> Exercise description
Only the number is wanted: how many lines contain the string "object"?

> Input records

━━━━━━━━━━

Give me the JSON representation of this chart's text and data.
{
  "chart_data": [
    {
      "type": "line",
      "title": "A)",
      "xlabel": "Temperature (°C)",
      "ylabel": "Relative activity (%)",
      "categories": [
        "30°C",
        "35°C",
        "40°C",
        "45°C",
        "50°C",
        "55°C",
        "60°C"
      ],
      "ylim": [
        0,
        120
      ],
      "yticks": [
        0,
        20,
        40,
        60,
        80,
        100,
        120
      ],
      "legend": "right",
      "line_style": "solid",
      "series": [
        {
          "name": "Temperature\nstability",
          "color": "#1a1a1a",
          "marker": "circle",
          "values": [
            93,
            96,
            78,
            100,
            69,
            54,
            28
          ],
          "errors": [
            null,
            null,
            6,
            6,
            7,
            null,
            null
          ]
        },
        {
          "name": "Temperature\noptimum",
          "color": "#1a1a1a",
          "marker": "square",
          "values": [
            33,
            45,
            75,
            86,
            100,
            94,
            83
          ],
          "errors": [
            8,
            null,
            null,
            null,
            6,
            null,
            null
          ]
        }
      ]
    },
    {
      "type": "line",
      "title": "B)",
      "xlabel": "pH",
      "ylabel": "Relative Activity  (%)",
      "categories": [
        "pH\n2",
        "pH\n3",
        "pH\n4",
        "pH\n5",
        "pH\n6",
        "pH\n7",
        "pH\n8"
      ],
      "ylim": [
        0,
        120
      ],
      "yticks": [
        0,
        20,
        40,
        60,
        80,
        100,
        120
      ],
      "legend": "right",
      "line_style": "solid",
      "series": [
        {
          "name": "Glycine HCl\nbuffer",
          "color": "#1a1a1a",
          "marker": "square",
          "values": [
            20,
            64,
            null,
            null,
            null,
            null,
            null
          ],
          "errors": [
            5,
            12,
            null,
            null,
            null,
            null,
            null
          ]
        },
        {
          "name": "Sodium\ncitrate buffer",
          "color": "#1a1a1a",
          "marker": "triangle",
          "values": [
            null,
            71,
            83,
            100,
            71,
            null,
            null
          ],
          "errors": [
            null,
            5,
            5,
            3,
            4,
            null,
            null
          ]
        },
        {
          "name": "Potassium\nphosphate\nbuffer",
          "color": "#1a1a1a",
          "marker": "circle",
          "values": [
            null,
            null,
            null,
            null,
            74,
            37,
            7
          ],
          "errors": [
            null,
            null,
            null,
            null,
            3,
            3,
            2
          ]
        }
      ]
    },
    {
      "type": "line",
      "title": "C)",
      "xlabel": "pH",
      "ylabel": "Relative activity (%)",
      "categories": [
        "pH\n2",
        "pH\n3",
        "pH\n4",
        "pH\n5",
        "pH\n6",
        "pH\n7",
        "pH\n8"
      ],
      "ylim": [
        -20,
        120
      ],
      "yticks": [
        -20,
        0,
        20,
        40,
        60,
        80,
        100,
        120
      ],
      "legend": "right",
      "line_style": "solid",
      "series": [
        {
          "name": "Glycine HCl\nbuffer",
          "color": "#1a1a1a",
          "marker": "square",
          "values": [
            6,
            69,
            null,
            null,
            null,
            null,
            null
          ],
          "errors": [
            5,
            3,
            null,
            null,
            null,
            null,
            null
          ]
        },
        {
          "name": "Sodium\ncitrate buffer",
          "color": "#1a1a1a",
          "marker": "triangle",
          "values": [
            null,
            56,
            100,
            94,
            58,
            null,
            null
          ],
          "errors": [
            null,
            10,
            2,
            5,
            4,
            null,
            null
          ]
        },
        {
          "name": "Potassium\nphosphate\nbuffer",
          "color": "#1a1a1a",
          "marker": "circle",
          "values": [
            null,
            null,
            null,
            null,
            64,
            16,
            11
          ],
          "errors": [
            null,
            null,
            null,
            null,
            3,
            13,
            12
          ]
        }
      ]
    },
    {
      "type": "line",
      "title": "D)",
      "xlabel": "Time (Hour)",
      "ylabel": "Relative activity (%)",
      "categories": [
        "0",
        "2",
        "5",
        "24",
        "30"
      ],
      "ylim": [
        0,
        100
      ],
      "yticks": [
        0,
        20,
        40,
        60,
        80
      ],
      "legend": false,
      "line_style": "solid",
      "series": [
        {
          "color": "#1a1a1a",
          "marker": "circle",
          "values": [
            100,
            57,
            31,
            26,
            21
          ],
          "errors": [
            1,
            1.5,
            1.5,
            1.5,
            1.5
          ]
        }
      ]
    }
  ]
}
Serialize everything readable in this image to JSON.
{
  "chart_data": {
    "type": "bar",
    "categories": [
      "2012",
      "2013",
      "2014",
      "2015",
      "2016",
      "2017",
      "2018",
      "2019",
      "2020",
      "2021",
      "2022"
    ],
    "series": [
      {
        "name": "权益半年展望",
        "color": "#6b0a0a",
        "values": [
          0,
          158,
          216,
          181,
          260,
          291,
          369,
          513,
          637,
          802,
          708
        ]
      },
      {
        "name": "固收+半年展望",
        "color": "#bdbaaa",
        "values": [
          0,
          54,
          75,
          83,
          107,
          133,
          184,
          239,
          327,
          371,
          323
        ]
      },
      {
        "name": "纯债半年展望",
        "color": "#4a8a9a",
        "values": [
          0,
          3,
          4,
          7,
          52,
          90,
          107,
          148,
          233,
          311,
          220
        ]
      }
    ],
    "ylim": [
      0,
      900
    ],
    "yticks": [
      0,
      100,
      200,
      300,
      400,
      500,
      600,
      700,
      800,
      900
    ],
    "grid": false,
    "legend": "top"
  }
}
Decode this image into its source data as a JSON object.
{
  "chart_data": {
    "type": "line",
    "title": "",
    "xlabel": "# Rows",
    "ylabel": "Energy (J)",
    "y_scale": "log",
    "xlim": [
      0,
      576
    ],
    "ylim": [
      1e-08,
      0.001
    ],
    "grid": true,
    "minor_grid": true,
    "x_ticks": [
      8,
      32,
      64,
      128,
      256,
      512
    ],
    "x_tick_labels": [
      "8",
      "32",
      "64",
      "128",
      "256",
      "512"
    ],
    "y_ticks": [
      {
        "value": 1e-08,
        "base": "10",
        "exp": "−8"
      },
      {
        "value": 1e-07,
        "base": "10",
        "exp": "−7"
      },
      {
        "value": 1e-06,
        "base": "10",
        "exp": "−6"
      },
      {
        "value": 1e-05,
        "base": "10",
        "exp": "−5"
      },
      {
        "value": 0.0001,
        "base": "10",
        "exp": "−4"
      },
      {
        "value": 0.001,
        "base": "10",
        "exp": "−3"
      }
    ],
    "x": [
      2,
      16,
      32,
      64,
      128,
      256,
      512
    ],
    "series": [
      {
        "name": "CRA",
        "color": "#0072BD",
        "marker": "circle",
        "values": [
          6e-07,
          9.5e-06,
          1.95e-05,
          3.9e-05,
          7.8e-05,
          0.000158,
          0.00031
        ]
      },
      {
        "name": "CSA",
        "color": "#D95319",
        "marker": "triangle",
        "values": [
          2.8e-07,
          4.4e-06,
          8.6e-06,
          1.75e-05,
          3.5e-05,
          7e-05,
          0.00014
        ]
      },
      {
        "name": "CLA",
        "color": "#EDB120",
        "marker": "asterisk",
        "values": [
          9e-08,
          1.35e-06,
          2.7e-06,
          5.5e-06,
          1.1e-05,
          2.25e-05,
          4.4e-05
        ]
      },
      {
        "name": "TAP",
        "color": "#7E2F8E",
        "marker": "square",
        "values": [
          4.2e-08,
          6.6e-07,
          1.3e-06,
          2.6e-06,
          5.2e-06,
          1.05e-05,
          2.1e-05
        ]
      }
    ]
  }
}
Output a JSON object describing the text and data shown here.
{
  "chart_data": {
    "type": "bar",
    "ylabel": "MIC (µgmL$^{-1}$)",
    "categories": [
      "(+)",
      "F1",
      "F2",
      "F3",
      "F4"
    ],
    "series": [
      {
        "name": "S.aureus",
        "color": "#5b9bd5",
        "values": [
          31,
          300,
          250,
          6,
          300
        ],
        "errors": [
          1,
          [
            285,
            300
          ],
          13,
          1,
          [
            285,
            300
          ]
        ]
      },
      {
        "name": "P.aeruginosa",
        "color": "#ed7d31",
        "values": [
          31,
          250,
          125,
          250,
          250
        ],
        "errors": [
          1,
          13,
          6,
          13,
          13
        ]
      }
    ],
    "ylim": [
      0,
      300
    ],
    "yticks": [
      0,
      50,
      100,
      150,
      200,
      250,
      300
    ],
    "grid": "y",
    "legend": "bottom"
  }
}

━━━━━━━━━━

> Complete response
2